**Saved entries:**
────────

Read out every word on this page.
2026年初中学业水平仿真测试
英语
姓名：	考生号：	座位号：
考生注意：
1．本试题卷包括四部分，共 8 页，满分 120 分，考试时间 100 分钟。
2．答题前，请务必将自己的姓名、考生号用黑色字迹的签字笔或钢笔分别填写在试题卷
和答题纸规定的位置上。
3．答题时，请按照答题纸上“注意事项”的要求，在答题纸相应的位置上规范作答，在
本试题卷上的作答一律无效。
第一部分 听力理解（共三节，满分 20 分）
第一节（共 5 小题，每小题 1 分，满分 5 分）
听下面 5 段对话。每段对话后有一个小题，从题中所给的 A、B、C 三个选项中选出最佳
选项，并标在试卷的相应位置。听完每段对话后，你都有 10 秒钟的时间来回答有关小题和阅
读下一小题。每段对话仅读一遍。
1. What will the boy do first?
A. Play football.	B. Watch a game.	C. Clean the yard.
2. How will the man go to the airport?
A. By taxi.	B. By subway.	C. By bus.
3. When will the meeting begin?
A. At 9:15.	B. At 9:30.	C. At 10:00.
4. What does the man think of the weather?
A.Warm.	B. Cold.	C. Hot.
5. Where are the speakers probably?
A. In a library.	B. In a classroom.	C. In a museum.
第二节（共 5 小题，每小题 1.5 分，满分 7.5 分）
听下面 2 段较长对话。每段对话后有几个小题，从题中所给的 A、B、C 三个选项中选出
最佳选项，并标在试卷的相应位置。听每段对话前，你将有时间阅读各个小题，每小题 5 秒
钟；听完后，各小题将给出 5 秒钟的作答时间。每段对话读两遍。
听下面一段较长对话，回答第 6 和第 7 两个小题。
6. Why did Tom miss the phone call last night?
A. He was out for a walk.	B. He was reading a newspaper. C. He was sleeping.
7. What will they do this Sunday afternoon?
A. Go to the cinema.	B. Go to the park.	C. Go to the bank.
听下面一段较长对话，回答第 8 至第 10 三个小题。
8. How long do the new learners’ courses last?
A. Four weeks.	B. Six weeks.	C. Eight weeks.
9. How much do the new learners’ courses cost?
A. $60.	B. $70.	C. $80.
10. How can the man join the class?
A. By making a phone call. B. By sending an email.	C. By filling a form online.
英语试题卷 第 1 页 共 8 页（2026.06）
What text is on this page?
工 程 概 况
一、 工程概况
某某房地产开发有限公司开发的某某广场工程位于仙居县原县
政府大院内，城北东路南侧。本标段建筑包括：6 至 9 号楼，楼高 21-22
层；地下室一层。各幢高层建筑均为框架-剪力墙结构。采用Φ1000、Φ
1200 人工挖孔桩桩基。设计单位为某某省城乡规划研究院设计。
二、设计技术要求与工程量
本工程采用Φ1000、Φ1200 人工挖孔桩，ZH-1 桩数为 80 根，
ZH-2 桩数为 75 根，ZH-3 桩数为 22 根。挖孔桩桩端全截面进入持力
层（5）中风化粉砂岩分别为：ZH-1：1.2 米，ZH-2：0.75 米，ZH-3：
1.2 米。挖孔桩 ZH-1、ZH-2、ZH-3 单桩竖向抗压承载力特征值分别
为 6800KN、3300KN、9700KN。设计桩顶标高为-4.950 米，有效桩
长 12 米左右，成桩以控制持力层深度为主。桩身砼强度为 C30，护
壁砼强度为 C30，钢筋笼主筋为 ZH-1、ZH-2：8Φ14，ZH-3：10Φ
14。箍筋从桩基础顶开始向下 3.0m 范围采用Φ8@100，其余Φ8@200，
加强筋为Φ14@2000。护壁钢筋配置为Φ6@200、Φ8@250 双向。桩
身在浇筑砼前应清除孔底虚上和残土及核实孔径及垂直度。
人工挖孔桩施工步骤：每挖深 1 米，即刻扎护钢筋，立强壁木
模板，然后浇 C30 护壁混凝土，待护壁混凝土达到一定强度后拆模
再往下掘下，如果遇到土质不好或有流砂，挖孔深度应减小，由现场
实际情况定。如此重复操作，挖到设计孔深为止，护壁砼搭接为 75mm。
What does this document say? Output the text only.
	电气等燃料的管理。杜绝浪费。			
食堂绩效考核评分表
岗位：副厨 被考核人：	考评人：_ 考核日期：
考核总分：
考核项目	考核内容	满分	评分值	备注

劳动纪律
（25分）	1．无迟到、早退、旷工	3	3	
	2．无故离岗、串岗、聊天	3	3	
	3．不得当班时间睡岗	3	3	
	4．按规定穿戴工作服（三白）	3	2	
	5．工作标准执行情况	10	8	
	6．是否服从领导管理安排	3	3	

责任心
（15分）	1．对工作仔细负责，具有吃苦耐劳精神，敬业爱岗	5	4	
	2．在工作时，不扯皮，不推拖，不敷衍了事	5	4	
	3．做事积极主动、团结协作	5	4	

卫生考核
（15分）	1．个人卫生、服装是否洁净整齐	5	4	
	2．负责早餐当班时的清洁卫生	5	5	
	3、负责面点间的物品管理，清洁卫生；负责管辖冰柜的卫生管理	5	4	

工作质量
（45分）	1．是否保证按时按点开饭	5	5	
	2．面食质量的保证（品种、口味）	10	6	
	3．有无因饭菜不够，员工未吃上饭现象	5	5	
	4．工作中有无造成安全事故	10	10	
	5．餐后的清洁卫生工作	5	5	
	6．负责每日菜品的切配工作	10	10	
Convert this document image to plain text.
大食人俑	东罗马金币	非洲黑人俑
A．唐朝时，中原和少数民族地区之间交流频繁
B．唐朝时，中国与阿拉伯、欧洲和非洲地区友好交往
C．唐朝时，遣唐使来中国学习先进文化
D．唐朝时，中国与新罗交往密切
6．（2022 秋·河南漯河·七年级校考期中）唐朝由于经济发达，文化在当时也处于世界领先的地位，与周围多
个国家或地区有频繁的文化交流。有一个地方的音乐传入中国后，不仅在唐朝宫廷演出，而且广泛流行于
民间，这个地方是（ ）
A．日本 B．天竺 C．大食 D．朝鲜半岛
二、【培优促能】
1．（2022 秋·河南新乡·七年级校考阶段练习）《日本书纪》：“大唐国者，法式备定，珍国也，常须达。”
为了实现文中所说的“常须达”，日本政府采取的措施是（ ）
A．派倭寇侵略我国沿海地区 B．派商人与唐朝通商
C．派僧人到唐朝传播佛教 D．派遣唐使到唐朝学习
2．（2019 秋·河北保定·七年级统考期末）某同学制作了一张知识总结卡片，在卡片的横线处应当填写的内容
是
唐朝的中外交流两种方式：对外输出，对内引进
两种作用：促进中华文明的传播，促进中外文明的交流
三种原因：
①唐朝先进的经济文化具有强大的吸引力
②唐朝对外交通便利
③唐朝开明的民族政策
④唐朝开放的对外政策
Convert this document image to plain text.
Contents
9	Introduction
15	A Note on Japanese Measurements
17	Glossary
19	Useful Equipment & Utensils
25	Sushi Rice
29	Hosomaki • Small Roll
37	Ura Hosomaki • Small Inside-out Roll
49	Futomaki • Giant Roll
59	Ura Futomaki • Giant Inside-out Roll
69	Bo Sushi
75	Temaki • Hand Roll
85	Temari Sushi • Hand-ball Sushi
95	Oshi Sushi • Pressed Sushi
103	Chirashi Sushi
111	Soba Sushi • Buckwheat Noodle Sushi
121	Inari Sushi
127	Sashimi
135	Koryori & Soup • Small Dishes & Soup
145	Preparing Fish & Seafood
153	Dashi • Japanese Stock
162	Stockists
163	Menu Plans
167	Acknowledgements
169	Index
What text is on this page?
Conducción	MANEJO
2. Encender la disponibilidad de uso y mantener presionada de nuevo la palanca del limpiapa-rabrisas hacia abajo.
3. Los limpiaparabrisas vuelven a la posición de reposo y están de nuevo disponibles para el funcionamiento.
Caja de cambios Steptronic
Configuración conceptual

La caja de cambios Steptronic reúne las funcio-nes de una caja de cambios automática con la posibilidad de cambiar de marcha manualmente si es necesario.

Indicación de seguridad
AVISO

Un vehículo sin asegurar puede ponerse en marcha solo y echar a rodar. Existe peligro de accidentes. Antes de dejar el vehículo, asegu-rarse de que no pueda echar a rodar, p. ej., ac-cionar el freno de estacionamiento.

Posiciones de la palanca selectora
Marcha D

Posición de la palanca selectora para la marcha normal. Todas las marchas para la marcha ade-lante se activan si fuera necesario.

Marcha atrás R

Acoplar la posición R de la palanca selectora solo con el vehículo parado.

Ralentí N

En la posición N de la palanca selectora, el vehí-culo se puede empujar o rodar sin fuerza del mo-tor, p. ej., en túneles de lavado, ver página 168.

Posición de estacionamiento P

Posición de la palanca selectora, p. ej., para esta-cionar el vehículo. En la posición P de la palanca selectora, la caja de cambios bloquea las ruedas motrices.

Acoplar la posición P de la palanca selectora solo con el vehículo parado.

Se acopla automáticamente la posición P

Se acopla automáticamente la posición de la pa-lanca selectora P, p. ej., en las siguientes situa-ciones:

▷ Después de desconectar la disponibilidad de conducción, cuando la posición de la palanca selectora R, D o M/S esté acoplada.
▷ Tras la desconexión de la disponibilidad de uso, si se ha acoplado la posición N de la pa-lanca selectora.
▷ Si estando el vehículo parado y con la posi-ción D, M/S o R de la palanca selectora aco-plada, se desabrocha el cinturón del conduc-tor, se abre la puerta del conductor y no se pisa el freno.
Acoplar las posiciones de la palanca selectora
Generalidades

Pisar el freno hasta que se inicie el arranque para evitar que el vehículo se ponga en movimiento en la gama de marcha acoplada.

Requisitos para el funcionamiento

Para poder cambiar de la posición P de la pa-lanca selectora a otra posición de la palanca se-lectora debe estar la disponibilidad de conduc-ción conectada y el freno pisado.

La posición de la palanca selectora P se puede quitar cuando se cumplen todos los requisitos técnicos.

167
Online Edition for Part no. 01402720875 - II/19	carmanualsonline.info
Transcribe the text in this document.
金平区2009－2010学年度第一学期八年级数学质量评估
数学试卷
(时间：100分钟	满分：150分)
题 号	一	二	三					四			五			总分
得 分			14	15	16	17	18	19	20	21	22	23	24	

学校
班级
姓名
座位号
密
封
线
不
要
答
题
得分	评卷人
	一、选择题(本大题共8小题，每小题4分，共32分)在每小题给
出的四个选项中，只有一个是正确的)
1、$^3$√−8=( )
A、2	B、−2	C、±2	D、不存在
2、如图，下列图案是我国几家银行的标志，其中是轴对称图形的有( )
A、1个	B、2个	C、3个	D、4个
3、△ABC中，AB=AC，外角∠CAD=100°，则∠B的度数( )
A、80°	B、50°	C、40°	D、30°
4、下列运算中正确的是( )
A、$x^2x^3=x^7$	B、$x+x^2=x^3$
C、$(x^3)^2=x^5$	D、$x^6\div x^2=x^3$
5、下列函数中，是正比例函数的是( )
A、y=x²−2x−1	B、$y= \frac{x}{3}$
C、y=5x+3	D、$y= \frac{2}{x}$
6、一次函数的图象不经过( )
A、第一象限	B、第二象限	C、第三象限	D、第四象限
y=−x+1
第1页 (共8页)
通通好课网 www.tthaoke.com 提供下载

────────

Search the records above for the string "learners". Copy every line that contains it.

**SOLUTION TO THE EXERCISE:**
8. How long do the new learners’ courses last?
9. How much do the new learners’ courses cost?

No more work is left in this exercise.